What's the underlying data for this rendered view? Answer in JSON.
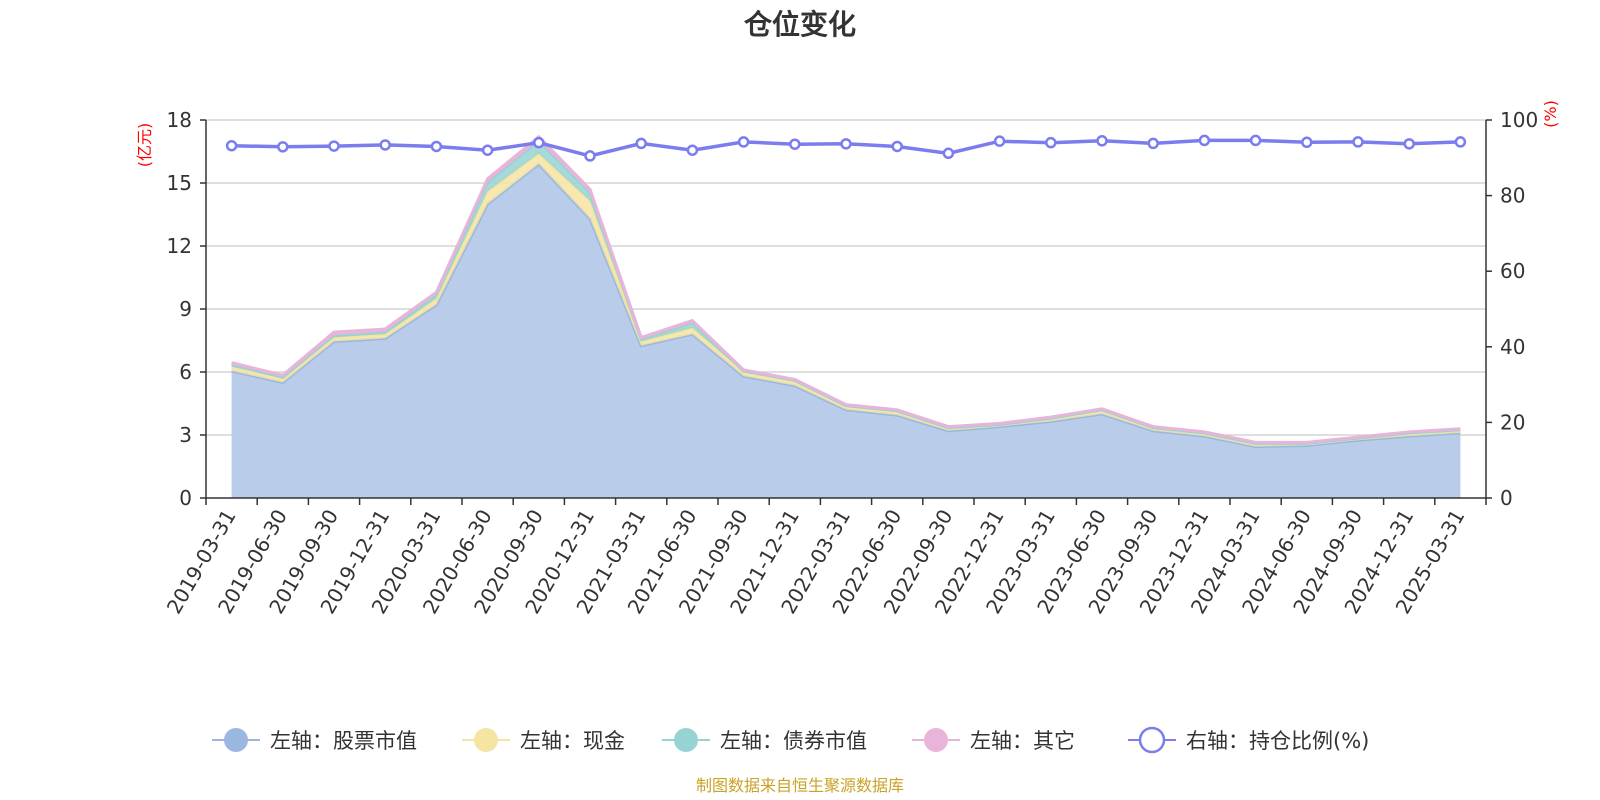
{
  "colors": {
    "stock": "#9bb7e0",
    "stock_fill": "#b9cdea",
    "cash": "#f6e4a2",
    "bond": "#97d3d3",
    "other": "#e8b4da",
    "ratio": "#7b7cee",
    "unit": "#ff0000",
    "source": "#c9a227"
  },
  "chart_data": {
    "type": "area",
    "title": "仓位变化",
    "left_axis": {
      "unit": "(亿元)",
      "ylim": [
        0,
        18
      ],
      "ticks": [
        "0",
        "3",
        "6",
        "9",
        "12",
        "15",
        "18"
      ]
    },
    "right_axis": {
      "unit": "(%)",
      "ylim": [
        0,
        100
      ],
      "ticks": [
        "0",
        "20",
        "40",
        "60",
        "80",
        "100"
      ]
    },
    "grid": true,
    "legend_position": "bottom",
    "categories": [
      "2019-03-31",
      "2019-06-30",
      "2019-09-30",
      "2019-12-31",
      "2020-03-31",
      "2020-06-30",
      "2020-09-30",
      "2020-12-31",
      "2021-03-31",
      "2021-06-30",
      "2021-09-30",
      "2021-12-31",
      "2022-03-31",
      "2022-06-30",
      "2022-09-30",
      "2022-12-31",
      "2023-03-31",
      "2023-06-30",
      "2023-09-30",
      "2023-12-31",
      "2024-03-31",
      "2024-06-30",
      "2024-09-30",
      "2024-12-31",
      "2025-03-31"
    ],
    "series": [
      {
        "name": "左轴：股票市值",
        "axis": "left",
        "stacked": true,
        "values": [
          6.05,
          5.5,
          7.45,
          7.6,
          9.2,
          14.0,
          15.9,
          13.3,
          7.25,
          7.8,
          5.8,
          5.35,
          4.2,
          3.95,
          3.2,
          3.4,
          3.65,
          4.0,
          3.2,
          2.95,
          2.45,
          2.5,
          2.75,
          2.95,
          3.1
        ]
      },
      {
        "name": "左轴：现金",
        "axis": "left",
        "stacked": true,
        "values": [
          0.2,
          0.2,
          0.2,
          0.2,
          0.3,
          0.6,
          0.5,
          0.85,
          0.2,
          0.3,
          0.2,
          0.2,
          0.2,
          0.2,
          0.15,
          0.1,
          0.15,
          0.2,
          0.15,
          0.15,
          0.15,
          0.1,
          0.1,
          0.15,
          0.15
        ]
      },
      {
        "name": "左轴：债券市值",
        "axis": "left",
        "stacked": true,
        "values": [
          0.1,
          0.05,
          0.1,
          0.1,
          0.2,
          0.45,
          0.6,
          0.4,
          0.1,
          0.25,
          0.05,
          0.05,
          0,
          0,
          0,
          0,
          0,
          0,
          0,
          0,
          0,
          0,
          0,
          0,
          0
        ]
      },
      {
        "name": "左轴：其它",
        "axis": "left",
        "stacked": true,
        "values": [
          0.1,
          0.1,
          0.15,
          0.15,
          0.1,
          0.15,
          0.2,
          0.15,
          0.1,
          0.1,
          0.05,
          0.05,
          0.05,
          0.05,
          0.05,
          0.05,
          0.05,
          0.05,
          0.05,
          0.05,
          0.05,
          0.05,
          0.05,
          0.05,
          0.05
        ]
      },
      {
        "name": "右轴：持仓比例(%)",
        "axis": "right",
        "type": "line",
        "values": [
          93.2,
          92.9,
          93.1,
          93.4,
          93.0,
          92.0,
          94.0,
          90.5,
          93.8,
          92.0,
          94.2,
          93.6,
          93.7,
          93.0,
          91.2,
          94.4,
          94.0,
          94.5,
          93.8,
          94.6,
          94.6,
          94.1,
          94.2,
          93.7,
          94.2
        ]
      }
    ],
    "source_text": "制图数据来自恒生聚源数据库"
  }
}
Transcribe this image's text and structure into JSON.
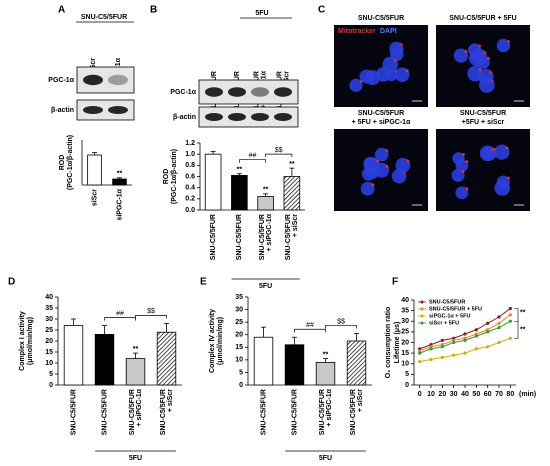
{
  "chart_data": [
    {
      "type": "bar",
      "panel": "A",
      "y_label": [
        "ROD",
        "(PGC-1α/β-actin)"
      ],
      "categories": [
        [
          "siScr"
        ],
        [
          "siPGC-1α"
        ]
      ],
      "values": [
        1.0,
        0.2
      ],
      "errors": [
        0.08,
        0.04
      ],
      "colors": [
        "#ffffff",
        "#000000"
      ],
      "hatched": [
        false,
        false
      ],
      "ylim": [
        0,
        1.5
      ],
      "annotations": [
        "**"
      ]
    },
    {
      "type": "bar",
      "panel": "B",
      "y_label": [
        "ROD",
        "(PGC-1α/β-actin)"
      ],
      "categories": [
        [
          "SNU-C5/5FUR"
        ],
        [
          "SNU-C5/5FUR"
        ],
        [
          "SNU-C5/5FUR",
          "+ siPGC-1α"
        ],
        [
          "SNU-C5/5FUR",
          "+ siScr"
        ]
      ],
      "values": [
        1.0,
        0.62,
        0.24,
        0.6
      ],
      "errors": [
        0.05,
        0.03,
        0.05,
        0.15
      ],
      "colors": [
        "#ffffff",
        "#000000",
        "#c8c8c8",
        "#ffffff"
      ],
      "hatched": [
        false,
        false,
        false,
        true
      ],
      "ylim": [
        0,
        1.2
      ],
      "yticks": [
        {
          "value": 0,
          "label": "0.0"
        },
        0.2,
        0.4,
        0.6,
        0.8,
        {
          "value": 1,
          "label": "1.0"
        },
        1.2
      ],
      "group_label": "5FU",
      "annotations": [
        "**",
        "**",
        "**",
        "##",
        "$$"
      ]
    },
    {
      "type": "bar",
      "panel": "D",
      "y_label": [
        "Complex Ⅰ activity",
        "(μmol/min/mg)"
      ],
      "categories": [
        [
          "SNU-C5/5FUR"
        ],
        [
          "SNU-C5/5FUR"
        ],
        [
          "SNU-C5/5FUR",
          "+ siPGC-1α"
        ],
        [
          "SNU-C5/5FUR",
          "+ siScr"
        ]
      ],
      "values": [
        27,
        23,
        12,
        24
      ],
      "errors": [
        3,
        4,
        2.5,
        4
      ],
      "colors": [
        "#ffffff",
        "#000000",
        "#c8c8c8",
        "#ffffff"
      ],
      "hatched": [
        false,
        false,
        false,
        true
      ],
      "ylim": [
        0,
        40
      ],
      "yticks": [
        0,
        5,
        10,
        15,
        20,
        25,
        30,
        35,
        40
      ],
      "group_label": "5FU",
      "annotations": [
        "**",
        "##",
        "$$"
      ]
    },
    {
      "type": "bar",
      "panel": "E",
      "y_label": [
        "Complex Ⅳ activity",
        "(μmol/min/mg)"
      ],
      "categories": [
        [
          "SNU-C5/5FUR"
        ],
        [
          "SNU-C5/5FUR"
        ],
        [
          "SNU-C5/5FUR",
          "+ siPGC-1α"
        ],
        [
          "SNU-C5/5FUR",
          "+ siScr"
        ]
      ],
      "values": [
        19,
        16,
        9,
        17.5
      ],
      "errors": [
        4,
        3,
        1.5,
        3
      ],
      "colors": [
        "#ffffff",
        "#000000",
        "#c8c8c8",
        "#ffffff"
      ],
      "hatched": [
        false,
        false,
        false,
        true
      ],
      "ylim": [
        0,
        35
      ],
      "yticks": [
        0,
        5,
        10,
        15,
        20,
        25,
        30,
        35
      ],
      "group_label": "5FU",
      "annotations": [
        "**",
        "##",
        "$$"
      ]
    },
    {
      "type": "line",
      "panel": "F",
      "y_label": [
        "O₂ consumption ratio",
        "Lifetime (μs)"
      ],
      "x_unit": "(min)",
      "x": [
        0,
        10,
        20,
        30,
        40,
        50,
        60,
        70,
        80
      ],
      "xlim": [
        -5,
        85
      ],
      "xticks": [
        0,
        10,
        20,
        30,
        40,
        50,
        60,
        70,
        80
      ],
      "ylim": [
        0,
        40
      ],
      "yticks": [
        0,
        5,
        10,
        15,
        20,
        25,
        30,
        35,
        40
      ],
      "series": [
        {
          "name": "SNU-C5/5FUR",
          "color": "#8b1a1a",
          "values": [
            17,
            19,
            21,
            22,
            24,
            26,
            29,
            32,
            36
          ]
        },
        {
          "name": "SNU-C5/5FUR + 5FU",
          "color": "#e08a2c",
          "values": [
            16,
            18,
            19,
            21,
            22,
            24,
            26,
            29,
            33
          ]
        },
        {
          "name": "siPGC-1α + 5FU",
          "color": "#c8b400",
          "values": [
            11,
            12,
            13,
            14,
            15,
            17,
            18,
            20,
            22
          ]
        },
        {
          "name": "siScr + 5FU",
          "color": "#3a9a3a",
          "values": [
            15,
            17,
            18,
            20,
            21,
            23,
            25,
            27,
            30
          ]
        }
      ],
      "legend": "upper left",
      "annotations": [
        "**",
        "**"
      ]
    }
  ],
  "blots": {
    "A": {
      "header": "SNU-C5/5FUR",
      "lanes": [
        "siScr",
        "siPGC-1α"
      ],
      "rows": [
        "PGC-1α",
        "β-actin"
      ]
    },
    "B": {
      "header": "5FU",
      "lanes": [
        [
          "SNU-C5/5FUR"
        ],
        [
          "SNU-C5/5FUR"
        ],
        [
          "SNU-C5/5FUR",
          "+ siPGC-1α"
        ],
        [
          "SNU-C5/5FUR",
          "+ siScr"
        ]
      ],
      "rows": [
        "PGC-1α",
        "β-actin"
      ]
    }
  },
  "images": {
    "panel": "C",
    "legend": [
      "Mitotracker",
      "DAPI"
    ],
    "labels": [
      [
        "SNU-C5/5FUR"
      ],
      [
        "SNU-C5/5FUR  + 5FU"
      ],
      [
        "SNU-C5/5FUR",
        "+ 5FU  + siPGC-1α"
      ],
      [
        "SNU-C5/5FUR",
        "+5FU  + siScr"
      ]
    ]
  }
}
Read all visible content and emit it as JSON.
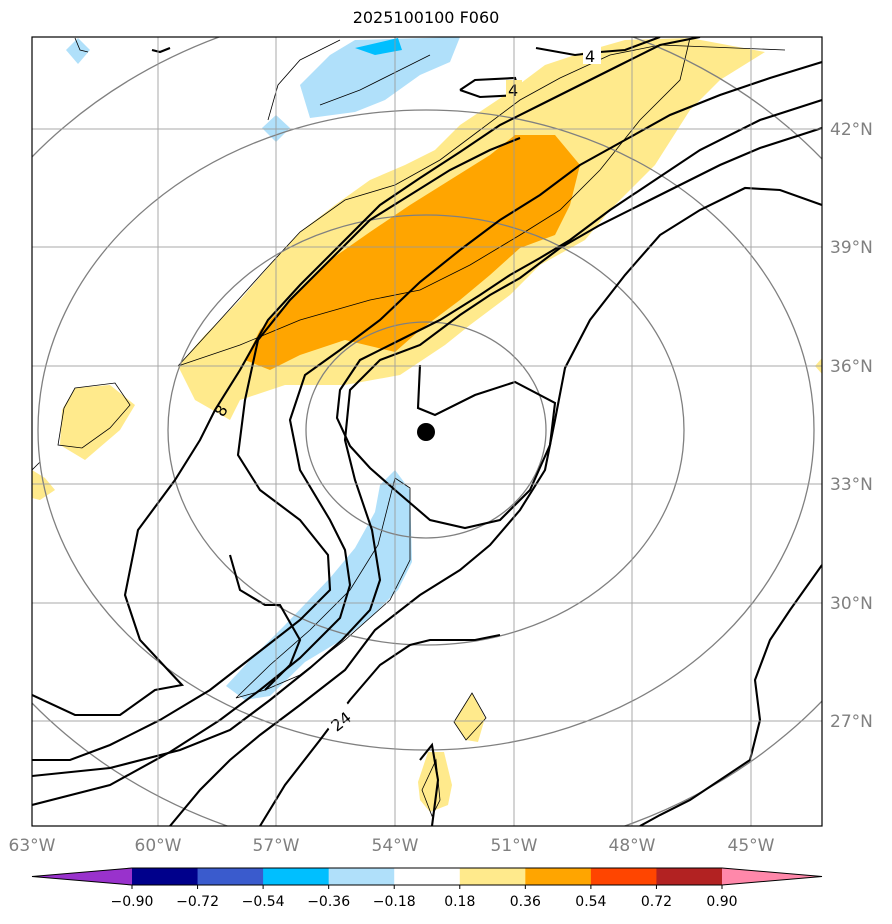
{
  "title": "2025100100 F060",
  "map": {
    "lon_ticks": [
      "63°W",
      "60°W",
      "57°W",
      "54°W",
      "51°W",
      "48°W",
      "45°W"
    ],
    "lat_ticks": [
      "42°N",
      "39°N",
      "36°N",
      "33°N",
      "30°N",
      "27°N"
    ],
    "contour_labels": [
      "4",
      "4",
      "8",
      "24"
    ],
    "center_marker": "storm-center"
  },
  "colorbar": {
    "labels": [
      "−0.90",
      "−0.72",
      "−0.54",
      "−0.36",
      "−0.18",
      "0.18",
      "0.36",
      "0.54",
      "0.72",
      "0.90"
    ],
    "colors": [
      "#9932CC",
      "#00008B",
      "#3A5BCD",
      "#00BFFF",
      "#B0E0FA",
      "#FFFFFF",
      "#FFEA8C",
      "#FFA500",
      "#FF4500",
      "#B22222",
      "#FF88AA"
    ],
    "extend": "both"
  }
}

--

▶ _Set exercise_: Each line from the one bearing "Read all visible content and emit it as JSON." through the final line of the records is to be copied exactly, and no pictures are to be included.

▶ _Solved problem_:
Read all visible content and emit it as JSON.
{
  "title": "2025100100 F060",
  "map": {
    "lon_ticks": [
      "63°W",
      "60°W",
      "57°W",
      "54°W",
      "51°W",
      "48°W",
      "45°W"
    ],
    "lat_ticks": [
      "42°N",
      "39°N",
      "36°N",
      "33°N",
      "30°N",
      "27°N"
    ],
    "contour_labels": [
      "4",
      "4",
      "8",
      "24"
    ],
    "center_marker": "storm-center"
  },
  "colorbar": {
    "labels": [
      "−0.90",
      "−0.72",
      "−0.54",
      "−0.36",
      "−0.18",
      "0.18",
      "0.36",
      "0.54",
      "0.72",
      "0.90"
    ],
    "colors": [
      "#9932CC",
      "#00008B",
      "#3A5BCD",
      "#00BFFF",
      "#B0E0FA",
      "#FFFFFF",
      "#FFEA8C",
      "#FFA500",
      "#FF4500",
      "#B22222",
      "#FF88AA"
    ],
    "extend": "both"
  }
}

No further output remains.